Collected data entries
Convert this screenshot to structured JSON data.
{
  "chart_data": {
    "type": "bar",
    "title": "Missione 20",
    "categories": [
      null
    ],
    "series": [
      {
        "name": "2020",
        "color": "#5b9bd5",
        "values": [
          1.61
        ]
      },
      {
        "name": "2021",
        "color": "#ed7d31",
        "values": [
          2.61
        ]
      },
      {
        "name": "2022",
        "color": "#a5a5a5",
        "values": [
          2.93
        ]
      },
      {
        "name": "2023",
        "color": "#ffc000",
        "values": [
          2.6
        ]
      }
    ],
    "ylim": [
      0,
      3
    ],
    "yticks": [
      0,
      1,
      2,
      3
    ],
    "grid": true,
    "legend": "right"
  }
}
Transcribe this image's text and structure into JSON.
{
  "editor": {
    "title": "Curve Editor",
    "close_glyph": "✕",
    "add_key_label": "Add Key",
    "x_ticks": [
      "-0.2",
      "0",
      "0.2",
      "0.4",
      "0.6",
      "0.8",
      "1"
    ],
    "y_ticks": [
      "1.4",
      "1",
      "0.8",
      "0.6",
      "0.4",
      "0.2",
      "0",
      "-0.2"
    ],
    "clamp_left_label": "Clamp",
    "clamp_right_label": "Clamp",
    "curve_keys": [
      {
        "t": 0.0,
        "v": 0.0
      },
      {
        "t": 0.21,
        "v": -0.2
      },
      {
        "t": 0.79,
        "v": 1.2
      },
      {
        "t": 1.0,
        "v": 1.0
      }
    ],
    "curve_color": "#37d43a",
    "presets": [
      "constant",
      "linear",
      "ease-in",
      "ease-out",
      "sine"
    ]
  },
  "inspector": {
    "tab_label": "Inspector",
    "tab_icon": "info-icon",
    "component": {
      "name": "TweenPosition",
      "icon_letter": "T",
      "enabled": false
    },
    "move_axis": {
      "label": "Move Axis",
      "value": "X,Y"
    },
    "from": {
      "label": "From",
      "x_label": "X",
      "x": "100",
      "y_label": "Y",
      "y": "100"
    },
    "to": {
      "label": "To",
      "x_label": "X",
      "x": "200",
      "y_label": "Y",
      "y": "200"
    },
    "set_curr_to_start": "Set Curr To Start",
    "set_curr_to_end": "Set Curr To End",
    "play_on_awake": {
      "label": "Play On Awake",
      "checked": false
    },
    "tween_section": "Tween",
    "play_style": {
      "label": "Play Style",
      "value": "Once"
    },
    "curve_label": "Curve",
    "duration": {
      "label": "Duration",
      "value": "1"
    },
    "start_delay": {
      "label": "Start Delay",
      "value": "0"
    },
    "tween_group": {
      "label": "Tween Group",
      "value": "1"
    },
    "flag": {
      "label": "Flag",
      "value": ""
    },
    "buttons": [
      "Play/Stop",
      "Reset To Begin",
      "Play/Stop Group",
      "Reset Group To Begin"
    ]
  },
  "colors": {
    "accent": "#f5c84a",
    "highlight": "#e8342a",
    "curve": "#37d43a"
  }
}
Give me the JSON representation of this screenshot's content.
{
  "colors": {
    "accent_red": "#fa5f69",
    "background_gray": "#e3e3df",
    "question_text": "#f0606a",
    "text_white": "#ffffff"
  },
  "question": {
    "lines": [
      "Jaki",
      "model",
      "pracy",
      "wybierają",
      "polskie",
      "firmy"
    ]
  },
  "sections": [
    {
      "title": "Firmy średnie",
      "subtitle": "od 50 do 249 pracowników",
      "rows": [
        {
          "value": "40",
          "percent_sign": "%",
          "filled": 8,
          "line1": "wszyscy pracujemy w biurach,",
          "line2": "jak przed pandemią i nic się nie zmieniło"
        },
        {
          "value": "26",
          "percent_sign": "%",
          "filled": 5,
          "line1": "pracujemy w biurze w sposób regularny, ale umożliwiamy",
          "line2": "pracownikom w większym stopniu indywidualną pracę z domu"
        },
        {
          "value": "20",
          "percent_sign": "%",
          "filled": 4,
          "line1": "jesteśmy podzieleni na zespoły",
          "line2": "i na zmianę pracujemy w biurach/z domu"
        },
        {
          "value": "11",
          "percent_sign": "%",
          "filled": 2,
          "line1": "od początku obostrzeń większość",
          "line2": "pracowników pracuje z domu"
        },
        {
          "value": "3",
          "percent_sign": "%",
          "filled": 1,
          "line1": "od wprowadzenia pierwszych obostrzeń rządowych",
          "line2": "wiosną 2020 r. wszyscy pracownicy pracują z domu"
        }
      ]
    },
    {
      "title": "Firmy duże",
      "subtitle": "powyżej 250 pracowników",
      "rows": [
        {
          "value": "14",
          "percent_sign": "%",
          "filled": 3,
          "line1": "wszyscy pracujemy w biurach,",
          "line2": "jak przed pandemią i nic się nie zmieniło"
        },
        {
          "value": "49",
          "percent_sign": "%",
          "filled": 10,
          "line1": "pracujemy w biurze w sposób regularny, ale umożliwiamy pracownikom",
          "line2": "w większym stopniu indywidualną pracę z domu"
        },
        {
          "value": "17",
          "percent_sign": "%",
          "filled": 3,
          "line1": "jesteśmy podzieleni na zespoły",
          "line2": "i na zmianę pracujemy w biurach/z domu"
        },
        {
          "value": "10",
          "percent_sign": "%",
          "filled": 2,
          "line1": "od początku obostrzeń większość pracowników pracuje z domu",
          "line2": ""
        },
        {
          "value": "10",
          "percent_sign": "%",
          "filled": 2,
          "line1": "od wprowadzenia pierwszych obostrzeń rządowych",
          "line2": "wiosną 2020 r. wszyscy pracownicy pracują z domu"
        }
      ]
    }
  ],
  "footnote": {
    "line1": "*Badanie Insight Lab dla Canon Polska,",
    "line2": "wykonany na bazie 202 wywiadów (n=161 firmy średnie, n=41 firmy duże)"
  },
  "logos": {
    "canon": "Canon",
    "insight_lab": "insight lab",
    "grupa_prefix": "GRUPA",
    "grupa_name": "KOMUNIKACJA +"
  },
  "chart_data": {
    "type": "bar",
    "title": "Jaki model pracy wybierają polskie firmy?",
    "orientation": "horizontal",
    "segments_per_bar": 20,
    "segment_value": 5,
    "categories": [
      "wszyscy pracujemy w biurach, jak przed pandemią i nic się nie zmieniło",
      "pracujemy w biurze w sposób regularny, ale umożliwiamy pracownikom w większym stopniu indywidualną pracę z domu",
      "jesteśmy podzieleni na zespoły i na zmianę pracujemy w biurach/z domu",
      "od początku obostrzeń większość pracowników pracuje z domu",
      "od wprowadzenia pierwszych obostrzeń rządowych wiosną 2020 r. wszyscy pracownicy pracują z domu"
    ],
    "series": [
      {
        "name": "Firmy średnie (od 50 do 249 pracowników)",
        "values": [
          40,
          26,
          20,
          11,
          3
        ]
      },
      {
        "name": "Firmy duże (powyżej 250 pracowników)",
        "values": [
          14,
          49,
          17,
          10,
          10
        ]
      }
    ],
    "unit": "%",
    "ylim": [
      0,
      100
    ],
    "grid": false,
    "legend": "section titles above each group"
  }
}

**WHAT YOU WILL DO**
Reproduce every entry shown above, precisely as it stands.

**EXERCISE ANSWER**
Convert this screenshot to structured JSON data.
{
  "chart_data": {
    "type": "bar",
    "title": "Missione 20",
    "categories": [
      null
    ],
    "series": [
      {
        "name": "2020",
        "color": "#5b9bd5",
        "values": [
          1.61
        ]
      },
      {
        "name": "2021",
        "color": "#ed7d31",
        "values": [
          2.61
        ]
      },
      {
        "name": "2022",
        "color": "#a5a5a5",
        "values": [
          2.93
        ]
      },
      {
        "name": "2023",
        "color": "#ffc000",
        "values": [
          2.6
        ]
      }
    ],
    "ylim": [
      0,
      3
    ],
    "yticks": [
      0,
      1,
      2,
      3
    ],
    "grid": true,
    "legend": "right"
  }
}
Transcribe this image's text and structure into JSON.
{
  "editor": {
    "title": "Curve Editor",
    "close_glyph": "✕",
    "add_key_label": "Add Key",
    "x_ticks": [
      "-0.2",
      "0",
      "0.2",
      "0.4",
      "0.6",
      "0.8",
      "1"
    ],
    "y_ticks": [
      "1.4",
      "1",
      "0.8",
      "0.6",
      "0.4",
      "0.2",
      "0",
      "-0.2"
    ],
    "clamp_left_label": "Clamp",
    "clamp_right_label": "Clamp",
    "curve_keys": [
      {
        "t": 0.0,
        "v": 0.0
      },
      {
        "t": 0.21,
        "v": -0.2
      },
      {
        "t": 0.79,
        "v": 1.2
      },
      {
        "t": 1.0,
        "v": 1.0
      }
    ],
    "curve_color": "#37d43a",
    "presets": [
      "constant",
      "linear",
      "ease-in",
      "ease-out",
      "sine"
    ]
  },
  "inspector": {
    "tab_label": "Inspector",
    "tab_icon": "info-icon",
    "component": {
      "name": "TweenPosition",
      "icon_letter": "T",
      "enabled": false
    },
    "move_axis": {
      "label": "Move Axis",
      "value": "X,Y"
    },
    "from": {
      "label": "From",
      "x_label": "X",
      "x": "100",
      "y_label": "Y",
      "y": "100"
    },
    "to": {
      "label": "To",
      "x_label": "X",
      "x": "200",
      "y_label": "Y",
      "y": "200"
    },
    "set_curr_to_start": "Set Curr To Start",
    "set_curr_to_end": "Set Curr To End",
    "play_on_awake": {
      "label": "Play On Awake",
      "checked": false
    },
    "tween_section": "Tween",
    "play_style": {
      "label": "Play Style",
      "value": "Once"
    },
    "curve_label": "Curve",
    "duration": {
      "label": "Duration",
      "value": "1"
    },
    "start_delay": {
      "label": "Start Delay",
      "value": "0"
    },
    "tween_group": {
      "label": "Tween Group",
      "value": "1"
    },
    "flag": {
      "label": "Flag",
      "value": ""
    },
    "buttons": [
      "Play/Stop",
      "Reset To Begin",
      "Play/Stop Group",
      "Reset Group To Begin"
    ]
  },
  "colors": {
    "accent": "#f5c84a",
    "highlight": "#e8342a",
    "curve": "#37d43a"
  }
}
Give me the JSON representation of this screenshot's content.
{
  "colors": {
    "accent_red": "#fa5f69",
    "background_gray": "#e3e3df",
    "question_text": "#f0606a",
    "text_white": "#ffffff"
  },
  "question": {
    "lines": [
      "Jaki",
      "model",
      "pracy",
      "wybierają",
      "polskie",
      "firmy"
    ]
  },
  "sections": [
    {
      "title": "Firmy średnie",
      "subtitle": "od 50 do 249 pracowników",
      "rows": [
        {
          "value": "40",
          "percent_sign": "%",
          "filled": 8,
          "line1": "wszyscy pracujemy w biurach,",
          "line2": "jak przed pandemią i nic się nie zmieniło"
        },
        {
          "value": "26",
          "percent_sign": "%",
          "filled": 5,
          "line1": "pracujemy w biurze w sposób regularny, ale umożliwiamy",
          "line2": "pracownikom w większym stopniu indywidualną pracę z domu"
        },
        {
          "value": "20",
          "percent_sign": "%",
          "filled": 4,
          "line1": "jesteśmy podzieleni na zespoły",
          "line2": "i na zmianę pracujemy w biurach/z domu"
        },
        {
          "value": "11",
          "percent_sign": "%",
          "filled": 2,
          "line1": "od początku obostrzeń większość",
          "line2": "pracowników pracuje z domu"
        },
        {
          "value": "3",
          "percent_sign": "%",
          "filled": 1,
          "line1": "od wprowadzenia pierwszych obostrzeń rządowych",
          "line2": "wiosną 2020 r. wszyscy pracownicy pracują z domu"
        }
      ]
    },
    {
      "title": "Firmy duże",
      "subtitle": "powyżej 250 pracowników",
      "rows": [
        {
          "value": "14",
          "percent_sign": "%",
          "filled": 3,
          "line1": "wszyscy pracujemy w biurach,",
          "line2": "jak przed pandemią i nic się nie zmieniło"
        },
        {
          "value": "49",
          "percent_sign": "%",
          "filled": 10,
          "line1": "pracujemy w biurze w sposób regularny, ale umożliwiamy pracownikom",
          "line2": "w większym stopniu indywidualną pracę z domu"
        },
        {
          "value": "17",
          "percent_sign": "%",
          "filled": 3,
          "line1": "jesteśmy podzieleni na zespoły",
          "line2": "i na zmianę pracujemy w biurach/z domu"
        },
        {
          "value": "10",
          "percent_sign": "%",
          "filled": 2,
          "line1": "od początku obostrzeń większość pracowników pracuje z domu",
          "line2": ""
        },
        {
          "value": "10",
          "percent_sign": "%",
          "filled": 2,
          "line1": "od wprowadzenia pierwszych obostrzeń rządowych",
          "line2": "wiosną 2020 r. wszyscy pracownicy pracują z domu"
        }
      ]
    }
  ],
  "footnote": {
    "line1": "*Badanie Insight Lab dla Canon Polska,",
    "line2": "wykonany na bazie 202 wywiadów (n=161 firmy średnie, n=41 firmy duże)"
  },
  "logos": {
    "canon": "Canon",
    "insight_lab": "insight lab",
    "grupa_prefix": "GRUPA",
    "grupa_name": "KOMUNIKACJA +"
  },
  "chart_data": {
    "type": "bar",
    "title": "Jaki model pracy wybierają polskie firmy?",
    "orientation": "horizontal",
    "segments_per_bar": 20,
    "segment_value": 5,
    "categories": [
      "wszyscy pracujemy w biurach, jak przed pandemią i nic się nie zmieniło",
      "pracujemy w biurze w sposób regularny, ale umożliwiamy pracownikom w większym stopniu indywidualną pracę z domu",
      "jesteśmy podzieleni na zespoły i na zmianę pracujemy w biurach/z domu",
      "od początku obostrzeń większość pracowników pracuje z domu",
      "od wprowadzenia pierwszych obostrzeń rządowych wiosną 2020 r. wszyscy pracownicy pracują z domu"
    ],
    "series": [
      {
        "name": "Firmy średnie (od 50 do 249 pracowników)",
        "values": [
          40,
          26,
          20,
          11,
          3
        ]
      },
      {
        "name": "Firmy duże (powyżej 250 pracowników)",
        "values": [
          14,
          49,
          17,
          10,
          10
        ]
      }
    ],
    "unit": "%",
    "ylim": [
      0,
      100
    ],
    "grid": false,
    "legend": "section titles above each group"
  }
}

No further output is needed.